* Goal:
Reproduce each record exactly.

* Records for the exercise:
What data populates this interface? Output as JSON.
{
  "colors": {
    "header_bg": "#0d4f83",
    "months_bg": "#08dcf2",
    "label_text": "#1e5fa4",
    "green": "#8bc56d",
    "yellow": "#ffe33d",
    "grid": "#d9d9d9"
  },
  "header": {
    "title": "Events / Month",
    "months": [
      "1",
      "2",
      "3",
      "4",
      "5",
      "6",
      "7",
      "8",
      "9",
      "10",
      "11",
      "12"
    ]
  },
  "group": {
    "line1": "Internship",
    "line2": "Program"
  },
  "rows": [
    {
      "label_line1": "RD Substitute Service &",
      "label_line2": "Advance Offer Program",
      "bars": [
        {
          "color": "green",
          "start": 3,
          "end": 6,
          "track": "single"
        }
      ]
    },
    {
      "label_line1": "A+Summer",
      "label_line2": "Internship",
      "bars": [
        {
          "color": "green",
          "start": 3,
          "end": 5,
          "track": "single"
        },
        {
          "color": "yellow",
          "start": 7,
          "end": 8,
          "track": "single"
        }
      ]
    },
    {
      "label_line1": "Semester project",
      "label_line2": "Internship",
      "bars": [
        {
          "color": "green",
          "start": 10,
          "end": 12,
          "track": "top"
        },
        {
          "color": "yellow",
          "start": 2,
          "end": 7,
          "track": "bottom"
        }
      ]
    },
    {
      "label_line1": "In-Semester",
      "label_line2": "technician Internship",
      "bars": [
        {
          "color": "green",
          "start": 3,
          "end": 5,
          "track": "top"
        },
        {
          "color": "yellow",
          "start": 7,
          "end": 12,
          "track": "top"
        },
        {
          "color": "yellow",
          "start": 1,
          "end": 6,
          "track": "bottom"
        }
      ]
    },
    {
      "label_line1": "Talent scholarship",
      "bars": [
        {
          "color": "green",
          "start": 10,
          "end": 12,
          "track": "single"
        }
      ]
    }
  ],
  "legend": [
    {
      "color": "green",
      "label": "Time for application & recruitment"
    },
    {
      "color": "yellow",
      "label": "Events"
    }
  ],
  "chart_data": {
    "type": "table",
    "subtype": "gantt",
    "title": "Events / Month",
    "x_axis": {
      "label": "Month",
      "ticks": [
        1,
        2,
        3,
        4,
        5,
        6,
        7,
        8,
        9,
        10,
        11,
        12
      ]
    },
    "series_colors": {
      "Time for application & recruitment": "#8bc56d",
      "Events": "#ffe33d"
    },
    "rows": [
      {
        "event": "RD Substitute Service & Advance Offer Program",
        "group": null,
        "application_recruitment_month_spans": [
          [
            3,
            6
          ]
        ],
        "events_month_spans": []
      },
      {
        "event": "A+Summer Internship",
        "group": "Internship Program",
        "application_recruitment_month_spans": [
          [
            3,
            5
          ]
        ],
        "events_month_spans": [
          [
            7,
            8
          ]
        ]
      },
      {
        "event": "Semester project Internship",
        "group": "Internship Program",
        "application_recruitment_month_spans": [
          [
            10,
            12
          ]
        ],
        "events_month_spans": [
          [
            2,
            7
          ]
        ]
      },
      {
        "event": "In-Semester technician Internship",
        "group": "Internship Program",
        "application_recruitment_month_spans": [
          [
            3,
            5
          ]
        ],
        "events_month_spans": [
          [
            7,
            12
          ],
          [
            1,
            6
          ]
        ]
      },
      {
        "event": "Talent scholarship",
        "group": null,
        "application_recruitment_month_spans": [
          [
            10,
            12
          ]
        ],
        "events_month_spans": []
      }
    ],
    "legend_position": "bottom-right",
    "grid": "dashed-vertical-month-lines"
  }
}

* Exercise output:
What data populates this interface? Output as JSON.
{
  "colors": {
    "header_bg": "#0d4f83",
    "months_bg": "#08dcf2",
    "label_text": "#1e5fa4",
    "green": "#8bc56d",
    "yellow": "#ffe33d",
    "grid": "#d9d9d9"
  },
  "header": {
    "title": "Events / Month",
    "months": [
      "1",
      "2",
      "3",
      "4",
      "5",
      "6",
      "7",
      "8",
      "9",
      "10",
      "11",
      "12"
    ]
  },
  "group": {
    "line1": "Internship",
    "line2": "Program"
  },
  "rows": [
    {
      "label_line1": "RD Substitute Service &",
      "label_line2": "Advance Offer Program",
      "bars": [
        {
          "color": "green",
          "start": 3,
          "end": 6,
          "track": "single"
        }
      ]
    },
    {
      "label_line1": "A+Summer",
      "label_line2": "Internship",
      "bars": [
        {
          "color": "green",
          "start": 3,
          "end": 5,
          "track": "single"
        },
        {
          "color": "yellow",
          "start": 7,
          "end": 8,
          "track": "single"
        }
      ]
    },
    {
      "label_line1": "Semester project",
      "label_line2": "Internship",
      "bars": [
        {
          "color": "green",
          "start": 10,
          "end": 12,
          "track": "top"
        },
        {
          "color": "yellow",
          "start": 2,
          "end": 7,
          "track": "bottom"
        }
      ]
    },
    {
      "label_line1": "In-Semester",
      "label_line2": "technician Internship",
      "bars": [
        {
          "color": "green",
          "start": 3,
          "end": 5,
          "track": "top"
        },
        {
          "color": "yellow",
          "start": 7,
          "end": 12,
          "track": "top"
        },
        {
          "color": "yellow",
          "start": 1,
          "end": 6,
          "track": "bottom"
        }
      ]
    },
    {
      "label_line1": "Talent scholarship",
      "bars": [
        {
          "color": "green",
          "start": 10,
          "end": 12,
          "track": "single"
        }
      ]
    }
  ],
  "legend": [
    {
      "color": "green",
      "label": "Time for application & recruitment"
    },
    {
      "color": "yellow",
      "label": "Events"
    }
  ],
  "chart_data": {
    "type": "table",
    "subtype": "gantt",
    "title": "Events / Month",
    "x_axis": {
      "label": "Month",
      "ticks": [
        1,
        2,
        3,
        4,
        5,
        6,
        7,
        8,
        9,
        10,
        11,
        12
      ]
    },
    "series_colors": {
      "Time for application & recruitment": "#8bc56d",
      "Events": "#ffe33d"
    },
    "rows": [
      {
        "event": "RD Substitute Service & Advance Offer Program",
        "group": null,
        "application_recruitment_month_spans": [
          [
            3,
            6
          ]
        ],
        "events_month_spans": []
      },
      {
        "event": "A+Summer Internship",
        "group": "Internship Program",
        "application_recruitment_month_spans": [
          [
            3,
            5
          ]
        ],
        "events_month_spans": [
          [
            7,
            8
          ]
        ]
      },
      {
        "event": "Semester project Internship",
        "group": "Internship Program",
        "application_recruitment_month_spans": [
          [
            10,
            12
          ]
        ],
        "events_month_spans": [
          [
            2,
            7
          ]
        ]
      },
      {
        "event": "In-Semester technician Internship",
        "group": "Internship Program",
        "application_recruitment_month_spans": [
          [
            3,
            5
          ]
        ],
        "events_month_spans": [
          [
            7,
            12
          ],
          [
            1,
            6
          ]
        ]
      },
      {
        "event": "Talent scholarship",
        "group": null,
        "application_recruitment_month_spans": [
          [
            10,
            12
          ]
        ],
        "events_month_spans": []
      }
    ],
    "legend_position": "bottom-right",
    "grid": "dashed-vertical-month-lines"
  }
}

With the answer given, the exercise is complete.